**EXERCISE DIRECTIONS**
Say how many lines include "scale", with no words around the number.

**** RECORDS PROVIDED ****

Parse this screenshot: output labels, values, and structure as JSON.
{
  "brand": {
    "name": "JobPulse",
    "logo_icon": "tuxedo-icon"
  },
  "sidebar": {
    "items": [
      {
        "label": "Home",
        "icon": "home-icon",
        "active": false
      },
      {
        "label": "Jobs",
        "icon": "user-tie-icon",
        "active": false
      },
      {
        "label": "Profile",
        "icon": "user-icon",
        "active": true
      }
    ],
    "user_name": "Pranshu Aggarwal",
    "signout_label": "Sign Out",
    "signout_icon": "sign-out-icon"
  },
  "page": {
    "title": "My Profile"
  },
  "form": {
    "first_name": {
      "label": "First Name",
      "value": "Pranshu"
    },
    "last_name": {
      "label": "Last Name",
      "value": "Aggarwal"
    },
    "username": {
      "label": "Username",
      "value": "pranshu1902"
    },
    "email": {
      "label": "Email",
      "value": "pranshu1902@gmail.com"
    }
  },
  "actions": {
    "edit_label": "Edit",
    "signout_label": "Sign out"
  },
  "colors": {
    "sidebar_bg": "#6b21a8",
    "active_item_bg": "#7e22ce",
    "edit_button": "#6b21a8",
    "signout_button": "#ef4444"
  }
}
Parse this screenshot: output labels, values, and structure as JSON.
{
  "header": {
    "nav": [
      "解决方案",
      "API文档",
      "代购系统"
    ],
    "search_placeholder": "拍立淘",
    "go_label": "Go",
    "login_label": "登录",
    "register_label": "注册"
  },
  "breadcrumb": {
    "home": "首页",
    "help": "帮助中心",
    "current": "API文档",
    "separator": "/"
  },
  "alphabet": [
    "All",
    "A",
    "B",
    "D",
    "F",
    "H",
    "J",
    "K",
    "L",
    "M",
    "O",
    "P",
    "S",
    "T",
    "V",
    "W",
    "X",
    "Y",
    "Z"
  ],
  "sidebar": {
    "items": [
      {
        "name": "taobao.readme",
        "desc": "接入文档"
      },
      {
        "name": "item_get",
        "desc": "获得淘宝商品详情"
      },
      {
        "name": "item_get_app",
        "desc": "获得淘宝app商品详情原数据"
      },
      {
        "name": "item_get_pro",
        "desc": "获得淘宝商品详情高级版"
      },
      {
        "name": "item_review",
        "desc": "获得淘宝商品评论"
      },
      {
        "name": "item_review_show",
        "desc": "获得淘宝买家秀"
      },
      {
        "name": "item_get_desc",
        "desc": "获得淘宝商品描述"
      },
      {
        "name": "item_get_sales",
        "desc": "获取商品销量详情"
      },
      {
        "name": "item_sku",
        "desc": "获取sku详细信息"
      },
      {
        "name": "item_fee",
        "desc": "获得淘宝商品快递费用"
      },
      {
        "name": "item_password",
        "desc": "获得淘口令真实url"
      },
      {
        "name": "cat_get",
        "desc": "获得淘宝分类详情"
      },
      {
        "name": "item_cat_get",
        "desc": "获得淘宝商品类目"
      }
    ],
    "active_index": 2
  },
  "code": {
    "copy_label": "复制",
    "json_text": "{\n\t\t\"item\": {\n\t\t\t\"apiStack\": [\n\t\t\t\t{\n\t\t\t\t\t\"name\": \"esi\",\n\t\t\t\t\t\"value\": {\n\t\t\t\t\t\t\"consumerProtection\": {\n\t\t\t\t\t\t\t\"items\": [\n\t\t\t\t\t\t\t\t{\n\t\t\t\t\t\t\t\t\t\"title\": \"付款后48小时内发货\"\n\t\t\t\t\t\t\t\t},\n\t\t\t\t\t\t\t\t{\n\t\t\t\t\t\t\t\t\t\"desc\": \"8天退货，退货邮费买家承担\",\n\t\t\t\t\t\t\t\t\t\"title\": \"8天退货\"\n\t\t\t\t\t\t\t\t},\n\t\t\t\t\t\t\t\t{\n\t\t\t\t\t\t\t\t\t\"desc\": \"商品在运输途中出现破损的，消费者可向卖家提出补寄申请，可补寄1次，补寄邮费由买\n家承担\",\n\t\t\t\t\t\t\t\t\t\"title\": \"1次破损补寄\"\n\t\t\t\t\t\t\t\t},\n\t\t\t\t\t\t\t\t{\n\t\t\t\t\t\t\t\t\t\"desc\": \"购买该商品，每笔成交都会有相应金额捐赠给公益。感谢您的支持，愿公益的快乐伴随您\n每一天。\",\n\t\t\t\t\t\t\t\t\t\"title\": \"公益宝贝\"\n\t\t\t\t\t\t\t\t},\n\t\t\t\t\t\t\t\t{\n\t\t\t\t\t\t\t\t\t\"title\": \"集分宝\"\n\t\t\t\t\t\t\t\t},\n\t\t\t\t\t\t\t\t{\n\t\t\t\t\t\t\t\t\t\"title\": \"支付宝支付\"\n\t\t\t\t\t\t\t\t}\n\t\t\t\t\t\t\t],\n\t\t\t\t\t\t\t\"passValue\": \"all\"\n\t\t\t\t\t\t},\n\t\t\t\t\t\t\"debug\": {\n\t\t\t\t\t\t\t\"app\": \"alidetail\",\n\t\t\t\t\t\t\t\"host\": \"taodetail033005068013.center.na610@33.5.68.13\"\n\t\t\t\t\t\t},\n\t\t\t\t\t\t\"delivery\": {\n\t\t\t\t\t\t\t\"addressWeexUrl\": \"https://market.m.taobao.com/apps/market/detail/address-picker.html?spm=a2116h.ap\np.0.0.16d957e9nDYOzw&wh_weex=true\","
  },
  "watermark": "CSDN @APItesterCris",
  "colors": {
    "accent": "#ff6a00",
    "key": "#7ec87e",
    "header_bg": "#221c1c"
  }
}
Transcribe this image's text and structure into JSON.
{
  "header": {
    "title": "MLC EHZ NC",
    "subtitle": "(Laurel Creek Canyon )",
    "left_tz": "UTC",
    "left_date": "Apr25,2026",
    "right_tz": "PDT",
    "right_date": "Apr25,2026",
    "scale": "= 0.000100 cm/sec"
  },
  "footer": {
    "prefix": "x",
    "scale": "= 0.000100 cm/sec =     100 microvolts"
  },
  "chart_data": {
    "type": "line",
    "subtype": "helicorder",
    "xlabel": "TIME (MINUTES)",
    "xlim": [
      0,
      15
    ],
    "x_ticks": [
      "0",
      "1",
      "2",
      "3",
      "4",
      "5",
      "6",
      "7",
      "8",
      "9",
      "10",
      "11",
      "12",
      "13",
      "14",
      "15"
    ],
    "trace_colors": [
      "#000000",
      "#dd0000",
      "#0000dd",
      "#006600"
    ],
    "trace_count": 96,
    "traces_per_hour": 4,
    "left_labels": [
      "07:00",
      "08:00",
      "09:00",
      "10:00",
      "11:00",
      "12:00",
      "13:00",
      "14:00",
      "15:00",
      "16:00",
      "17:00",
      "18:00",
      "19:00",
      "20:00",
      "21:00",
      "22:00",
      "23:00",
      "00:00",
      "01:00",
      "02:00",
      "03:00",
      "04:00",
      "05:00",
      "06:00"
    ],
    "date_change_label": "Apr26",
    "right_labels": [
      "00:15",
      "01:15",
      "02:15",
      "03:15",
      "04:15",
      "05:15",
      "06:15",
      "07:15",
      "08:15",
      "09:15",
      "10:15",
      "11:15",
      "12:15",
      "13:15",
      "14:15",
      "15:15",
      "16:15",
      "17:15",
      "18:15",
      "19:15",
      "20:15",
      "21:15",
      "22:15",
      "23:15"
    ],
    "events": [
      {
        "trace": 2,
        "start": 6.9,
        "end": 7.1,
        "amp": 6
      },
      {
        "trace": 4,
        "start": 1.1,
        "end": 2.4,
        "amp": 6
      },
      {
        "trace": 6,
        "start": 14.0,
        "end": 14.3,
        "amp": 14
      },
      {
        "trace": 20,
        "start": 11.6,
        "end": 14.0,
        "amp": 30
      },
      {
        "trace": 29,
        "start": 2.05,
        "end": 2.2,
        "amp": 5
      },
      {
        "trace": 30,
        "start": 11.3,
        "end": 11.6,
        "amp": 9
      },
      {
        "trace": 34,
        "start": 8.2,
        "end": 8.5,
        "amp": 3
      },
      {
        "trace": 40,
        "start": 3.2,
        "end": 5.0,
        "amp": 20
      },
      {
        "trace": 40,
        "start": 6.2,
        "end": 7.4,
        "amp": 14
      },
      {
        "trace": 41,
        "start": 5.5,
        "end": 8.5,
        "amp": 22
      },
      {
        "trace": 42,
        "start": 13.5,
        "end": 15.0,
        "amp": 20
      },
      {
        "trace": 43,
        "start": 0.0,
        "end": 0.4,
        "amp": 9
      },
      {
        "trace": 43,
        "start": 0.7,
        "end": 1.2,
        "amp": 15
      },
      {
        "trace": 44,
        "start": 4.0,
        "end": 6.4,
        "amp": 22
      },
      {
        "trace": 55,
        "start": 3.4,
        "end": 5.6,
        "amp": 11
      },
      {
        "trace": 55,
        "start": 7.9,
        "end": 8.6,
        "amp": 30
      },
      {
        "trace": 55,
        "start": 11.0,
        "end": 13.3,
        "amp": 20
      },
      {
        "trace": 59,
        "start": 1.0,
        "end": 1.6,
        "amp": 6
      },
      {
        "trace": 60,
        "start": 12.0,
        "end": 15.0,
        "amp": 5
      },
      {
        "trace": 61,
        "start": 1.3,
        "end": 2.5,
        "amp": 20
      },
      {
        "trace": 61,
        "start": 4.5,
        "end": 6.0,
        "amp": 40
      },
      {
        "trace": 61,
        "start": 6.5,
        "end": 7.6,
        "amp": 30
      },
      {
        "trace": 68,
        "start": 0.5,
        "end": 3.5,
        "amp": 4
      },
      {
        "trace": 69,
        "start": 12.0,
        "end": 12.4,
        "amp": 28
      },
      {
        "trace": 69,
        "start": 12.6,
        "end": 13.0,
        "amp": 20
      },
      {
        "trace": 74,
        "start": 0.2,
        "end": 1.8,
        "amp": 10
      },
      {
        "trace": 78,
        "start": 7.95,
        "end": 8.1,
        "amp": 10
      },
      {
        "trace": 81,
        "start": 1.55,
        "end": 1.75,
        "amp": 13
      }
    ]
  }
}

****

**SOLUTION**
2